§ Task:
Convert the lines into a Markdown table with the columns Row and Line, one numbered row per line and blank lines left out. Begin at the line that has "- bar-area: 0.8%: [217, 403, 850, 419]" and stop after the line that has "- bar-area: 1.4%: [217, 348, 850, 363]".

§ Raw records:
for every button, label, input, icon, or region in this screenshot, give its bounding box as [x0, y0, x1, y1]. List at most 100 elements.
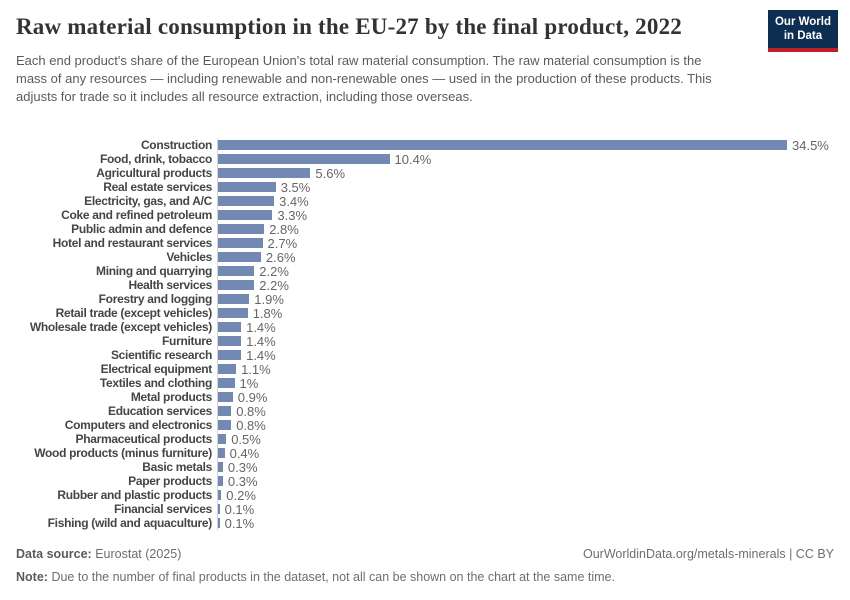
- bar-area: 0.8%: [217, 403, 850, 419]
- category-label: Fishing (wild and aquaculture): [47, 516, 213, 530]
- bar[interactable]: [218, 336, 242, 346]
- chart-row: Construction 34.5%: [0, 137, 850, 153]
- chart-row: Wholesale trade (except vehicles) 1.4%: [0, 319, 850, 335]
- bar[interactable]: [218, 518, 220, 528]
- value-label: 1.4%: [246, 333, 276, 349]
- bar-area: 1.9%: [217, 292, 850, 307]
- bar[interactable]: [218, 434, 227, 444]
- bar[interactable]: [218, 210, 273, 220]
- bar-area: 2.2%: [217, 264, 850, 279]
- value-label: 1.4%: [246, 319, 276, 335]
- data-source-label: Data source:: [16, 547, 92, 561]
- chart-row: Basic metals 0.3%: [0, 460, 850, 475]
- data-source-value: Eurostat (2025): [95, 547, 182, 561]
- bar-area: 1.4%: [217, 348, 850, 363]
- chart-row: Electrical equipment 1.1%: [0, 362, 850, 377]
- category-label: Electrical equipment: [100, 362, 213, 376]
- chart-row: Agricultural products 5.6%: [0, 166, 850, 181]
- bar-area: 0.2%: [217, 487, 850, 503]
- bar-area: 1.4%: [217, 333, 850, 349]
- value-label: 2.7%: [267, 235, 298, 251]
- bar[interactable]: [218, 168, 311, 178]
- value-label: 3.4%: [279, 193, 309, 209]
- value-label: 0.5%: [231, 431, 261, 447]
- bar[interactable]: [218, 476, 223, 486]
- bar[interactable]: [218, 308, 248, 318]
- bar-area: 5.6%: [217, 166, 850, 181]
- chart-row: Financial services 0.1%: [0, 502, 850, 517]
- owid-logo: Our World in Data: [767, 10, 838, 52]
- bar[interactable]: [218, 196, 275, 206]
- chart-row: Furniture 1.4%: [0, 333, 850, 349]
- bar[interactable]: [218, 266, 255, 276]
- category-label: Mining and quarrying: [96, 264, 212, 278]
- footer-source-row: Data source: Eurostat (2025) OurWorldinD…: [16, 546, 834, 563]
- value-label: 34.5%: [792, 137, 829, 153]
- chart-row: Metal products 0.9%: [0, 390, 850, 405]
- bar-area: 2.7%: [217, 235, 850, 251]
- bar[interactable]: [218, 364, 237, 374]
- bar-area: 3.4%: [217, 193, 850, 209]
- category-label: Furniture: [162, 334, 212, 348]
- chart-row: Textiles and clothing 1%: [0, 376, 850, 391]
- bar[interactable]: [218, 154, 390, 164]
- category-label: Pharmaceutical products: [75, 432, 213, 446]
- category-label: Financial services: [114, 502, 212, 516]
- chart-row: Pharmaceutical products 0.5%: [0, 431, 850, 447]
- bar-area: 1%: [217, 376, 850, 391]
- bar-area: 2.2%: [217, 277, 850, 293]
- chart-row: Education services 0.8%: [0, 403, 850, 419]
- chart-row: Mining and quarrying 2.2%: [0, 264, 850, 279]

§ Completed task:
| Row | Line |
|---|---|
| 1 | - bar-area: 0.8%: [217, 403, 850, 419] |
| 2 | - category-label: Fishing (wild and aquaculture): [47, 516, 213, 530] |
| 3 | - bar[interactable]: [218, 336, 242, 346] |
| 4 | - chart-row: Construction 34.5%: [0, 137, 850, 153] |
| 5 | - chart-row: Wholesale trade (except vehicles) 1.4%: [0, 319, 850, 335] |
| 6 | - bar[interactable]: [218, 518, 220, 528] |
| 7 | - value-label: 1.4%: [246, 333, 276, 349] |
| 8 | - bar-area: 1.9%: [217, 292, 850, 307] |
| 9 | - bar[interactable]: [218, 434, 227, 444] |
| 10 | - bar[interactable]: [218, 210, 273, 220] |
| 11 | - bar-area: 2.2%: [217, 264, 850, 279] |
| 12 | - value-label: 1.4%: [246, 319, 276, 335] |
| 13 | - data-source-label: Data source:: [16, 547, 92, 561] |
| 14 | - chart-row: Basic metals 0.3%: [0, 460, 850, 475] |
| 15 | - data-source-value: Eurostat (2025): [95, 547, 182, 561] |
| 16 | - bar-area: 1.4%: [217, 348, 850, 363] |